--- Begin ---

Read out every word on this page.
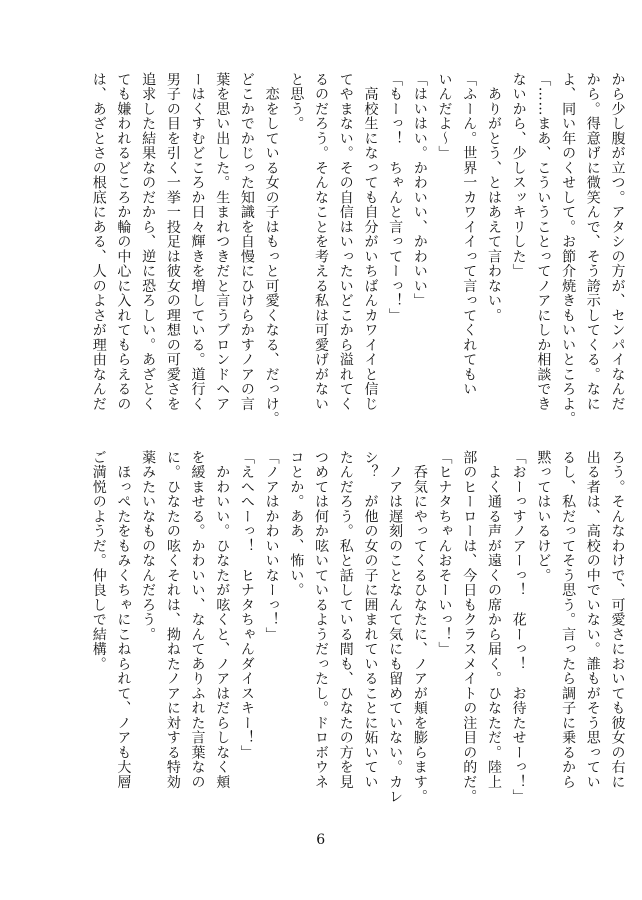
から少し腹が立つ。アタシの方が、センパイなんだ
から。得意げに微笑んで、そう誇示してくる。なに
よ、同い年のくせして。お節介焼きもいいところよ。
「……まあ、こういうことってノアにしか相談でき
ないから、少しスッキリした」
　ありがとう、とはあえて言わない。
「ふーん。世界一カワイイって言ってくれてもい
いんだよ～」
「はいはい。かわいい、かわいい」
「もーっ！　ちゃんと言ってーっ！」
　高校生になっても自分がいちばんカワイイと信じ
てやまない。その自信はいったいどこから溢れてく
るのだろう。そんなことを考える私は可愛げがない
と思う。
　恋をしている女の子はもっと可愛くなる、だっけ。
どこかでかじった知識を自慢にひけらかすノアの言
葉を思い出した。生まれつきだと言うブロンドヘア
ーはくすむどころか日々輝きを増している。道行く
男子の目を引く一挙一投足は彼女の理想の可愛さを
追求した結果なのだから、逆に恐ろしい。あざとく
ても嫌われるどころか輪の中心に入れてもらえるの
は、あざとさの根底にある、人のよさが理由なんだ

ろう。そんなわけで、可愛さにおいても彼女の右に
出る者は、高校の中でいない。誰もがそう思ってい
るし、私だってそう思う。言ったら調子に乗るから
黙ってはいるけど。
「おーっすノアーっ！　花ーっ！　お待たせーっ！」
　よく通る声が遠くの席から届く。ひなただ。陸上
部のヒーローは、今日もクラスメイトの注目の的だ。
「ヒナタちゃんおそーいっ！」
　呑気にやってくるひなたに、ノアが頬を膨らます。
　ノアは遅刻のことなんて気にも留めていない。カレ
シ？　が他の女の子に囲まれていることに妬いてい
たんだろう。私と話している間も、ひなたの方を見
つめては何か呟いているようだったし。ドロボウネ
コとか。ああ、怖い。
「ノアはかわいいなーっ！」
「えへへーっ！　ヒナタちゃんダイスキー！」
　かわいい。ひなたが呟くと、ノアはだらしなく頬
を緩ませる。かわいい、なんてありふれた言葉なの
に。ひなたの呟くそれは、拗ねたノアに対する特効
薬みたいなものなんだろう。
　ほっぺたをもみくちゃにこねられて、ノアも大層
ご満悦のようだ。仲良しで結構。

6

--- End ---
--- Begin ---

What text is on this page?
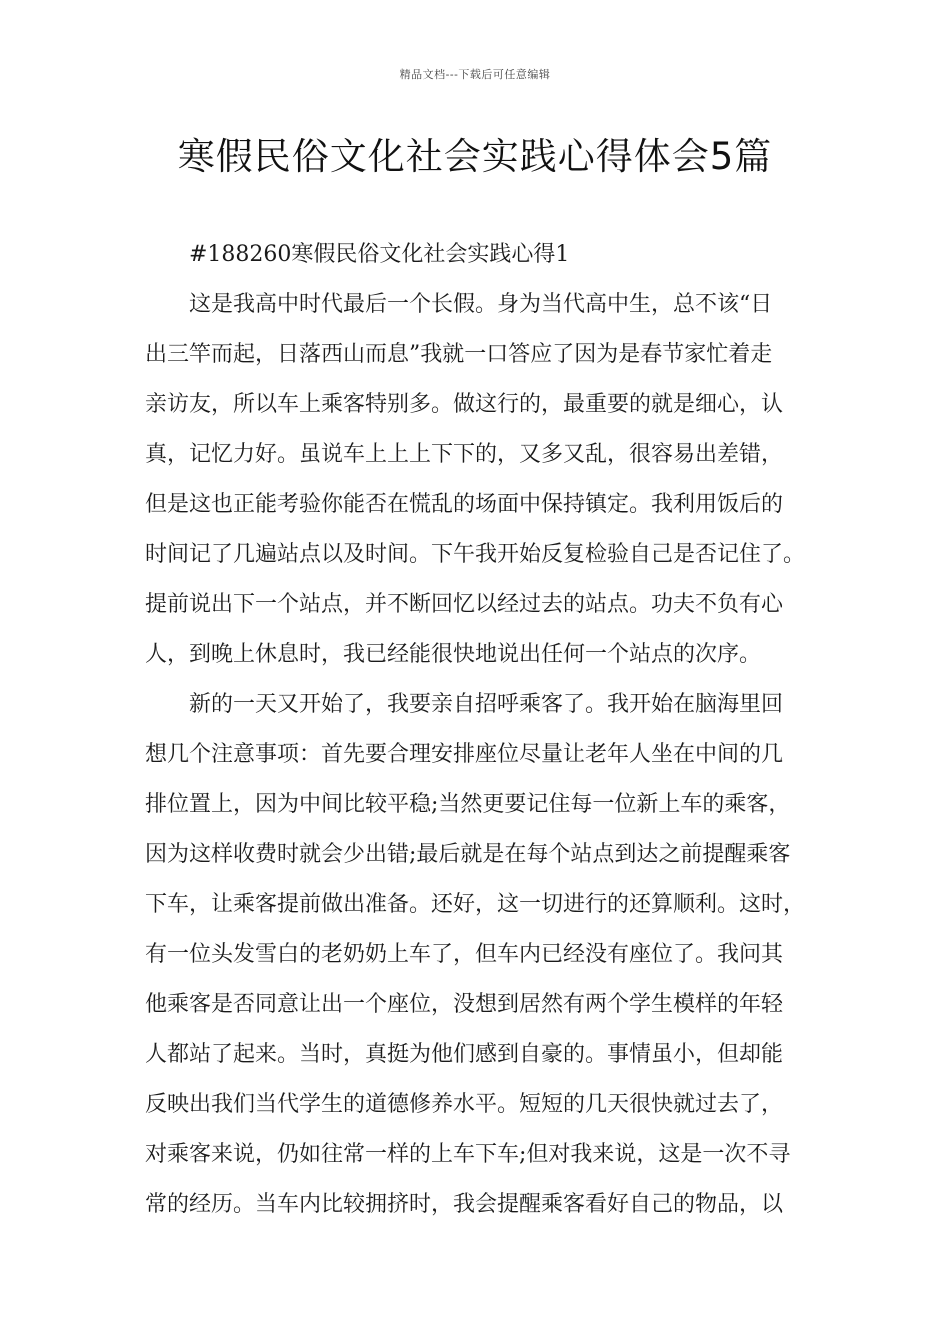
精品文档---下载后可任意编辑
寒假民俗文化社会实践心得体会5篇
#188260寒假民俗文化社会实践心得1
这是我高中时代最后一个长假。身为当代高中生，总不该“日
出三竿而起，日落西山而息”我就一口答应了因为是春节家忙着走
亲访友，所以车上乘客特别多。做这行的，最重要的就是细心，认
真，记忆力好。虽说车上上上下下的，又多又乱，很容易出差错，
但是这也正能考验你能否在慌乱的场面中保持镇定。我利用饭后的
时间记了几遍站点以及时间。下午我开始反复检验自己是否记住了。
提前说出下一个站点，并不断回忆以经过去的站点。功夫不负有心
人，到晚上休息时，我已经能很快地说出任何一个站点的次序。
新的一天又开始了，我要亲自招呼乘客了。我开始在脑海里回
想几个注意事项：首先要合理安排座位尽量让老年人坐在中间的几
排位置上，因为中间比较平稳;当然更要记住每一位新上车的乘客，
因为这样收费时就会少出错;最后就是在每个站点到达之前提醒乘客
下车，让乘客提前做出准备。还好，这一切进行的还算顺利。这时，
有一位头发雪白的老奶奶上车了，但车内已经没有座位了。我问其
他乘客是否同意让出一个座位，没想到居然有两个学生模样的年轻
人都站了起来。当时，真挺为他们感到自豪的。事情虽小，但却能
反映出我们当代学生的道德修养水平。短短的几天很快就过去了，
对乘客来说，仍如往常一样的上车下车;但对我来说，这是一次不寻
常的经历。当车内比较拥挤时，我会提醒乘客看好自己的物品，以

--- End ---
--- Begin ---

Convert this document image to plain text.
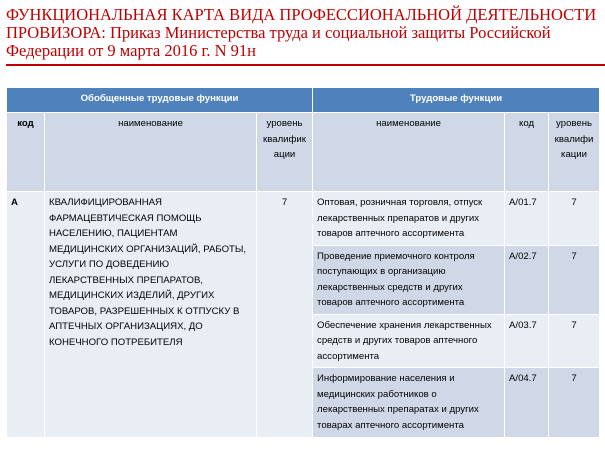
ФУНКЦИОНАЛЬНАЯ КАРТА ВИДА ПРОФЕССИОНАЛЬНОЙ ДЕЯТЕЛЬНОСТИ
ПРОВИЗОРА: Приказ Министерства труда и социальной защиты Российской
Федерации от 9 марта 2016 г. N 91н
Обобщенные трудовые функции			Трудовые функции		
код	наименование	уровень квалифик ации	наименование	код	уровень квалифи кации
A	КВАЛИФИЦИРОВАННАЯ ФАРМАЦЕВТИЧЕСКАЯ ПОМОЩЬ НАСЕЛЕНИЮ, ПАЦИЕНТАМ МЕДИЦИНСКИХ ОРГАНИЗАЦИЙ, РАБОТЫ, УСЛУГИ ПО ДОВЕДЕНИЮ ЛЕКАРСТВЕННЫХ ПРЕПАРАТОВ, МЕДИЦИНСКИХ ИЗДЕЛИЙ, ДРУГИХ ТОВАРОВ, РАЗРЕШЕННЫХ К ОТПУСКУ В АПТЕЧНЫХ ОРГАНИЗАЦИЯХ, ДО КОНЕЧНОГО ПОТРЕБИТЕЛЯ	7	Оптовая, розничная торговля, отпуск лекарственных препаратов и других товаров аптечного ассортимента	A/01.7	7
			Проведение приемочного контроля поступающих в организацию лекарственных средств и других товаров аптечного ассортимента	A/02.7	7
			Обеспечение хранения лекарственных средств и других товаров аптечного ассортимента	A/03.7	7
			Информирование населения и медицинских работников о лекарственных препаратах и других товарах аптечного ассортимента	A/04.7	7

--- End ---

(Brief): Pull out all lines from the entries above that include the word "ассортимента".

(Answer to the task):
A	КВАЛИФИЦИРОВАННАЯ ФАРМАЦЕВТИЧЕСКАЯ ПОМОЩЬ НАСЕЛЕНИЮ, ПАЦИЕНТАМ МЕДИЦИНСКИХ ОРГАНИЗАЦИЙ, РАБОТЫ, УСЛУГИ ПО ДОВЕДЕНИЮ ЛЕКАРСТВЕННЫХ ПРЕПАРАТОВ, МЕДИЦИНСКИХ ИЗДЕЛИЙ, ДРУГИХ ТОВАРОВ, РАЗРЕШЕННЫХ К ОТПУСКУ В АПТЕЧНЫХ ОРГАНИЗАЦИЯХ, ДО КОНЕЧНОГО ПОТРЕБИТЕЛЯ	7	Оптовая, розничная торговля, отпуск лекарственных препаратов и других товаров аптечного ассортимента	A/01.7	7
			Проведение приемочного контроля поступающих в организацию лекарственных средств и других товаров аптечного ассортимента	A/02.7	7
			Обеспечение хранения лекарственных средств и других товаров аптечного ассортимента	A/03.7	7
			Информирование населения и медицинских работников о лекарственных препаратах и других товарах аптечного ассортимента	A/04.7	7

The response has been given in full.